Repeat the records word for word, excluding any picture.

■ ■ ■ ■ ■ ■ ■

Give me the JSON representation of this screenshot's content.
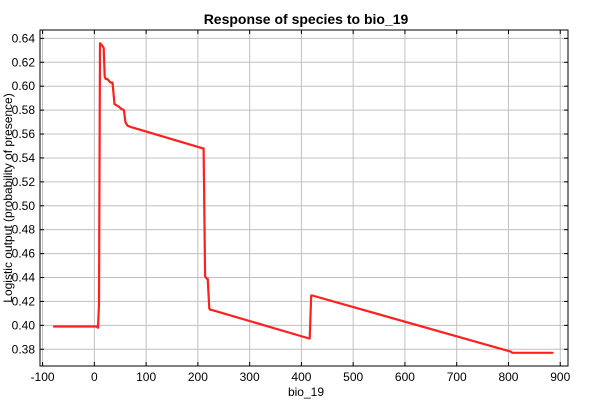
{
  "chart_data": {
    "type": "line",
    "title": "Response of species to bio_19",
    "xlabel": "bio_19",
    "ylabel": "Logistic output (probability of presence)",
    "xlim": [
      -105,
      915
    ],
    "ylim": [
      0.366,
      0.647
    ],
    "xticks": [
      -100,
      0,
      100,
      200,
      300,
      400,
      500,
      600,
      700,
      800,
      900
    ],
    "xtick_labels": [
      "-100",
      "0",
      "100",
      "200",
      "300",
      "400",
      "500",
      "600",
      "700",
      "800",
      "900"
    ],
    "yticks": [
      0.38,
      0.4,
      0.42,
      0.44,
      0.46,
      0.48,
      0.5,
      0.52,
      0.54,
      0.56,
      0.58,
      0.6,
      0.62,
      0.64
    ],
    "ytick_labels": [
      "0.38",
      "0.40",
      "0.42",
      "0.44",
      "0.46",
      "0.48",
      "0.50",
      "0.52",
      "0.54",
      "0.56",
      "0.58",
      "0.60",
      "0.62",
      "0.64"
    ],
    "grid": true,
    "legend": "none",
    "series": [
      {
        "color": "#ff2020",
        "x": [
          -78,
          5,
          7,
          9,
          11,
          15,
          18,
          20,
          22,
          25,
          29,
          32,
          35,
          39,
          43,
          47,
          52,
          57,
          60,
          64,
          70,
          210,
          211,
          214,
          217,
          219,
          222,
          224,
          226,
          415,
          416,
          419,
          421,
          805,
          807,
          885
        ],
        "y": [
          0.399,
          0.399,
          0.398,
          0.418,
          0.636,
          0.634,
          0.632,
          0.608,
          0.606,
          0.606,
          0.604,
          0.603,
          0.603,
          0.585,
          0.584,
          0.583,
          0.581,
          0.58,
          0.57,
          0.567,
          0.566,
          0.548,
          0.548,
          0.441,
          0.439,
          0.439,
          0.414,
          0.413,
          0.413,
          0.389,
          0.389,
          0.425,
          0.425,
          0.378,
          0.377,
          0.377
        ]
      }
    ]
  }
}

■ ■ ■ ■ ■ ■ ■

*Solution to this exercise*.
Give me the JSON representation of this screenshot's content.
{
  "chart_data": {
    "type": "line",
    "title": "Response of species to bio_19",
    "xlabel": "bio_19",
    "ylabel": "Logistic output (probability of presence)",
    "xlim": [
      -105,
      915
    ],
    "ylim": [
      0.366,
      0.647
    ],
    "xticks": [
      -100,
      0,
      100,
      200,
      300,
      400,
      500,
      600,
      700,
      800,
      900
    ],
    "xtick_labels": [
      "-100",
      "0",
      "100",
      "200",
      "300",
      "400",
      "500",
      "600",
      "700",
      "800",
      "900"
    ],
    "yticks": [
      0.38,
      0.4,
      0.42,
      0.44,
      0.46,
      0.48,
      0.5,
      0.52,
      0.54,
      0.56,
      0.58,
      0.6,
      0.62,
      0.64
    ],
    "ytick_labels": [
      "0.38",
      "0.40",
      "0.42",
      "0.44",
      "0.46",
      "0.48",
      "0.50",
      "0.52",
      "0.54",
      "0.56",
      "0.58",
      "0.60",
      "0.62",
      "0.64"
    ],
    "grid": true,
    "legend": "none",
    "series": [
      {
        "color": "#ff2020",
        "x": [
          -78,
          5,
          7,
          9,
          11,
          15,
          18,
          20,
          22,
          25,
          29,
          32,
          35,
          39,
          43,
          47,
          52,
          57,
          60,
          64,
          70,
          210,
          211,
          214,
          217,
          219,
          222,
          224,
          226,
          415,
          416,
          419,
          421,
          805,
          807,
          885
        ],
        "y": [
          0.399,
          0.399,
          0.398,
          0.418,
          0.636,
          0.634,
          0.632,
          0.608,
          0.606,
          0.606,
          0.604,
          0.603,
          0.603,
          0.585,
          0.584,
          0.583,
          0.581,
          0.58,
          0.57,
          0.567,
          0.566,
          0.548,
          0.548,
          0.441,
          0.439,
          0.439,
          0.414,
          0.413,
          0.413,
          0.389,
          0.389,
          0.425,
          0.425,
          0.378,
          0.377,
          0.377
        ]
      }
    ]
  }
}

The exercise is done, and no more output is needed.